Here’s the Deal
It was a nail-biter up until the final vote, but on Monday, August 1, just hours before the Treasury-imposed deadline, the House passed legislation allowing for an increase in the debt ceiling.
The House voted 269–161 to pass the bill, once called “An Original Bill to Make a Technical Amendment to the Education Sciences Reform Act of 2002″ but now gutted and reborn as the Debt Control Act of 2011. (Roll call votes at the embedded link.) As of this writing, the Senate has scheduled a vote for noon Tuesday August 2, but passage is virtually certain.
As I watched the drama unfold, first from an unfamiliar hotel room and then in an airport waiting area, I found myself asking two questions.
1. How did this come to pass? What were the House whips doing?
2. What’s in the deal?
So, here’s the deal.
By noon Monday, Nate Silver was suggesting that the bill might fail in the House by a narrow margin, 212–219. Minority Leader Pelosi, who as a smart politician was keeping her powder dry, and her second-in-command, Minority Whip Steny Hoyer, both threw their full support behind the bill in the debate on the House floor. In just three hours, that brought the whip count to 225 yeas (Silver) or 252 yeas (The Hill). Nate thought the 252 an over-estimate, but in the event, it was an under-estimate.
There may have also been a groundswell because of the return of Rep. Gabrielle Giffords (D-Arizona), who re-entered the House to thunderous applause and voted with the yeas. Clearly, the Democrats pulled out all the stops to make this happen.

(Records of layout regions)

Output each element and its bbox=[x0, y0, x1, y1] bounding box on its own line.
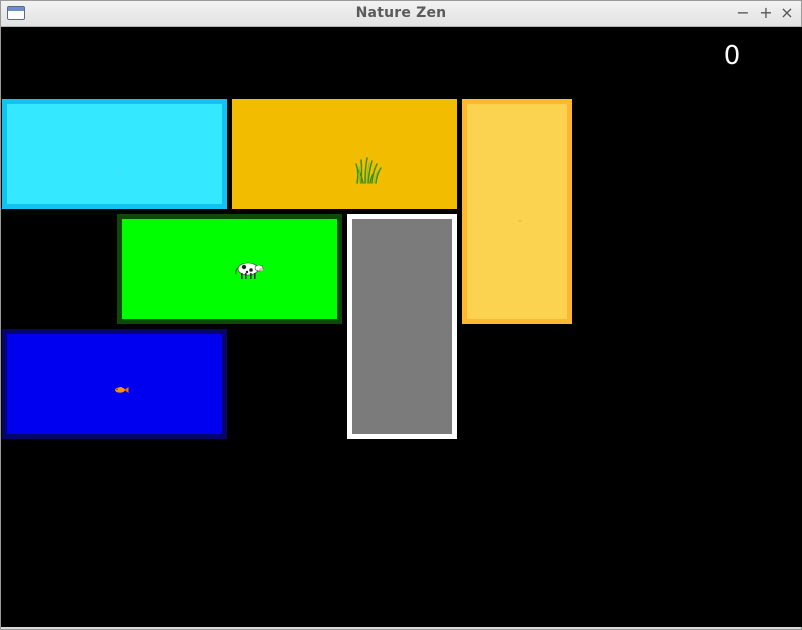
app-window: Nature Zen − + × 0 bbox=[0, 0, 802, 630]
window-bottom-edge bbox=[1, 627, 801, 629]
cow-icon bbox=[235, 262, 264, 279]
gray-tile[interactable] bbox=[347, 214, 457, 439]
game-canvas[interactable]: 0 bbox=[2, 27, 802, 627]
window-title: Nature Zen bbox=[355, 5, 447, 21]
maximize-button[interactable]: + bbox=[756, 3, 776, 23]
score-counter: 0 bbox=[723, 41, 741, 71]
title-bar[interactable]: Nature Zen − + × bbox=[1, 1, 801, 27]
blue-tile[interactable] bbox=[2, 329, 227, 439]
close-button[interactable]: × bbox=[777, 3, 797, 23]
cyan-tile[interactable] bbox=[2, 99, 227, 209]
fish-icon bbox=[115, 387, 129, 393]
yellow-tile[interactable] bbox=[462, 99, 572, 324]
faint-icon bbox=[518, 220, 522, 222]
green-tile[interactable] bbox=[117, 214, 342, 324]
tiny-dot-icon bbox=[116, 171, 118, 173]
minimize-button[interactable]: − bbox=[733, 3, 753, 23]
grass-icon bbox=[355, 157, 382, 184]
amber-tile[interactable] bbox=[232, 99, 457, 209]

COMPLETE THE FOLLOWING >>
(a) Reproduce the debt ceiling passage from "By noon Monday, Nate" up to and including "make this happen.".
(b) Translate this sentence from the debt ceiling passage into French: "Clearly, the Democrats pulled out all the stops to make this happen."
(c) According to the debt ceiling passage, by what vote did the House pass the bill?
The listing plays no part in what is asked here.

SOLUTIONS BELOW >>
(a)
By noon Monday, Nate Silver was suggesting that the bill might fail in the House by a narrow margin, 212–219. Minority Leader Pelosi, who as a smart politician was keeping her powder dry, and her second-in-command, Minority Whip Steny Hoyer, both threw their full support behind the bill in the debate on the House floor. In just three hours, that brought the whip count to 225 yeas (Silver) or 252 yeas (The Hill). Nate thought the 252 an over-estimate, but in the event, it was an under-estimate.
There may have also been a groundswell because of the return of Rep. Gabrielle Giffords (D-Arizona), who re-entered the House to thunderous applause and voted with the yeas. Clearly, the Democrats pulled out all the stops to make this happen.

(b) Manifestement, les démocrates ont tout mis en œuvre pour que cela se produise.

(c) The House passed it by a vote of 269–161.